» **Source passage**:
(begin)
0

The source code of the MailContentHandler has this:

try {
            BodyContentHandler bch = new BodyContentHandler(handler);
            parser.parse(is, new EmbeddedContentHandler(bch), submd, context);

I would like to read the body content as a string at this point and add some metadata in if found/matched/generated as I want... I don't seem to be able to call toString on the BodyContentHandler object.

If anyone is familiar with tika, and creating or altering the existing parses please point me in the right direction.
(end)
» **To be done**:
1. According to the Tika post, which method can't the poster call on the BodyContentHandler object?
2. Reproduce the portion of the Tika post that opens with the words containing "The source code" and closes with "the right direction.".

» **Provided information**:
(begin)
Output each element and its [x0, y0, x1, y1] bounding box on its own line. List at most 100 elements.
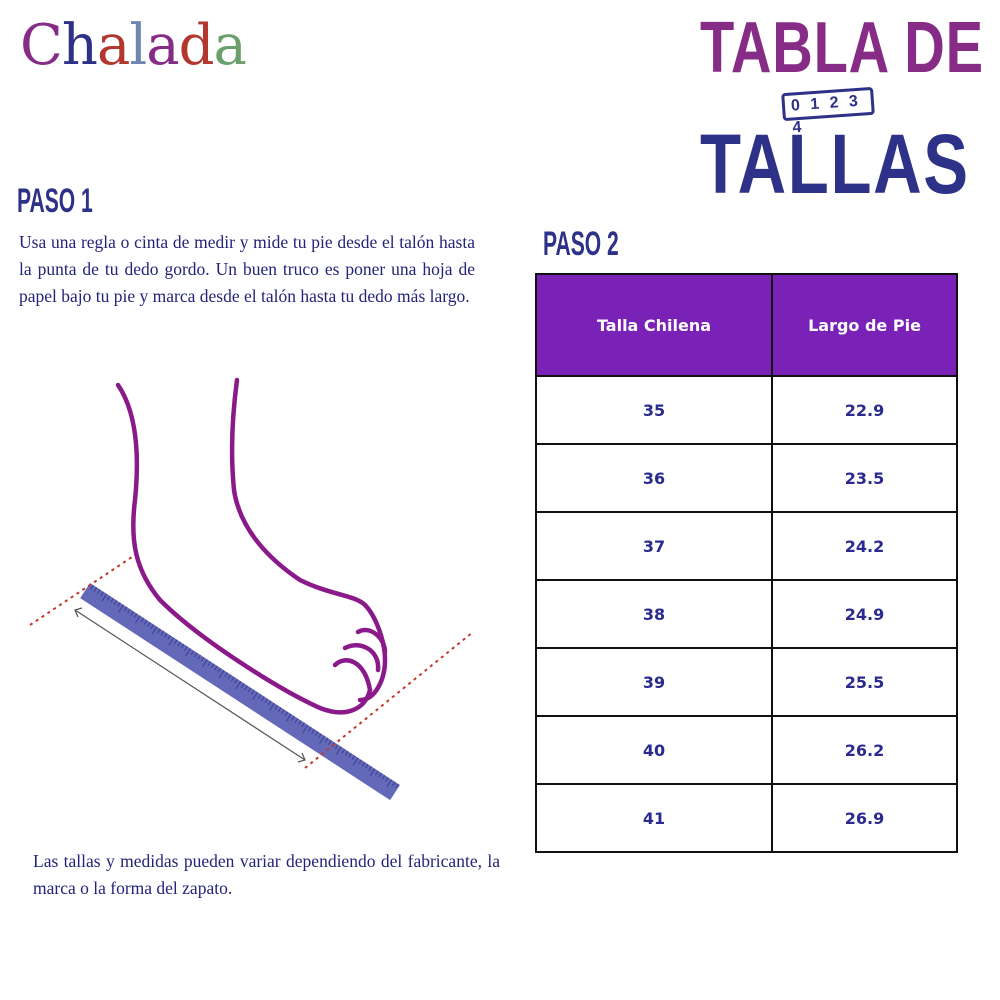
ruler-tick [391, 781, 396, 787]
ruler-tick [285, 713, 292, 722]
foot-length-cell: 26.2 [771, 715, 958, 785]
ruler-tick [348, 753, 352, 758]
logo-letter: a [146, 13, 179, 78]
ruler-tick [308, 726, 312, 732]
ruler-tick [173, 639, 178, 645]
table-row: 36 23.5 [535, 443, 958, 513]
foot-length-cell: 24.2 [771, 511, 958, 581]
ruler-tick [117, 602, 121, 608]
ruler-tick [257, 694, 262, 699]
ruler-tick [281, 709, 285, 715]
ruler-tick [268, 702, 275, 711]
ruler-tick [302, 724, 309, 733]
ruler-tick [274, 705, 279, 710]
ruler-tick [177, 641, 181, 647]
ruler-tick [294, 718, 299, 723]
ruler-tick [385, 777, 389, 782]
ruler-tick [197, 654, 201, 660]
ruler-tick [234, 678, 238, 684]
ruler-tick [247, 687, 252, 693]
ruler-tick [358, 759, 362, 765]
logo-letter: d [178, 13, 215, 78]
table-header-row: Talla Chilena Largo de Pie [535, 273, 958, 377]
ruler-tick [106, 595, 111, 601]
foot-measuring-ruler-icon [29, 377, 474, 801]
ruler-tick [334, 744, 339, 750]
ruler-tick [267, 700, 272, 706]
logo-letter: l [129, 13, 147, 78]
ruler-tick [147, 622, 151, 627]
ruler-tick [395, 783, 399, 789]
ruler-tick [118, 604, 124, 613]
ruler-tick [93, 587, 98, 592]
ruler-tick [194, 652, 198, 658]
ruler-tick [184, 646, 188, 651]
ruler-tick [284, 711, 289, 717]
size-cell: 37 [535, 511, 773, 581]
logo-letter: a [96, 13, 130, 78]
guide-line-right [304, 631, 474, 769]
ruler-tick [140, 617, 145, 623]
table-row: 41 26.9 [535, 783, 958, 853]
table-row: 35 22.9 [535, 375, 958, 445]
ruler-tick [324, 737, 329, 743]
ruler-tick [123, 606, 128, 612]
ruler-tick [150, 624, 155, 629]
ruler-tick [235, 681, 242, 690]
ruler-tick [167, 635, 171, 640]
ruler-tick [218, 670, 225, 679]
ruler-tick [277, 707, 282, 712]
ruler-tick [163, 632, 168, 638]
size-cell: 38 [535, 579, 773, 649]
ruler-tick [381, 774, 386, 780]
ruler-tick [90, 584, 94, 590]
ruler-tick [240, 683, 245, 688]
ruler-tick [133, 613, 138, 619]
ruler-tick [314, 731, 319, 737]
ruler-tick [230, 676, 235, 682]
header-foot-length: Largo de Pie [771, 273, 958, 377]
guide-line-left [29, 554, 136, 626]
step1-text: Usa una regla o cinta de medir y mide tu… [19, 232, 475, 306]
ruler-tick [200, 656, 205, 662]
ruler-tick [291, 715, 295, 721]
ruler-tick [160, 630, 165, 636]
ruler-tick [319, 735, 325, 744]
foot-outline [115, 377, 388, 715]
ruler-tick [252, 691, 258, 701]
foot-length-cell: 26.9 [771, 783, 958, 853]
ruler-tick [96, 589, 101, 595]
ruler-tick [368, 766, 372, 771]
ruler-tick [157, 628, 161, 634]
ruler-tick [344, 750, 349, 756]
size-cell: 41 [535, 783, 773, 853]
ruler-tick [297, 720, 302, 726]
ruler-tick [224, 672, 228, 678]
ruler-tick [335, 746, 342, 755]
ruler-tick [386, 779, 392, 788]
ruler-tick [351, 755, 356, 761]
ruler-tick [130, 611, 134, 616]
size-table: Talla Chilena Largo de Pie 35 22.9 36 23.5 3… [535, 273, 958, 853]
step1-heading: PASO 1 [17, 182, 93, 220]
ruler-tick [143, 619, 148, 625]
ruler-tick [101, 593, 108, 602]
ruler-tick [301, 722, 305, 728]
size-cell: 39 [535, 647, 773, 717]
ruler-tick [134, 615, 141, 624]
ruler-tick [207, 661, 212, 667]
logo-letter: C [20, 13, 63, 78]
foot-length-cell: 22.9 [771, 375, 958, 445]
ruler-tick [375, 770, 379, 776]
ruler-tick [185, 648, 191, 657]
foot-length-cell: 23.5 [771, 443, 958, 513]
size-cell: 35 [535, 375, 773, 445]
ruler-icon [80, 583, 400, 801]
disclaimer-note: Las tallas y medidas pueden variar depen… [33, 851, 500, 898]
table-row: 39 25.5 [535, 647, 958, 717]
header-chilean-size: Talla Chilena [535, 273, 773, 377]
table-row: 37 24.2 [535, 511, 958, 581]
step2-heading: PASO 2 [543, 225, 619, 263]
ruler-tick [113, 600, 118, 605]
(end)
» **Task solutions**:
1. toString

2.
The source code of the MailContentHandler has this:

try {
            BodyContentHandler bch = new BodyContentHandler(handler);
            parser.parse(is, new EmbeddedContentHandler(bch), submd, context);

I would like to read the body content as a string at this point and add some metadata in if found/matched/generated as I want... I don't seem to be able to call toString on the BodyContentHandler object.

If anyone is familiar with tika, and creating or altering the existing parses please point me in the right direction.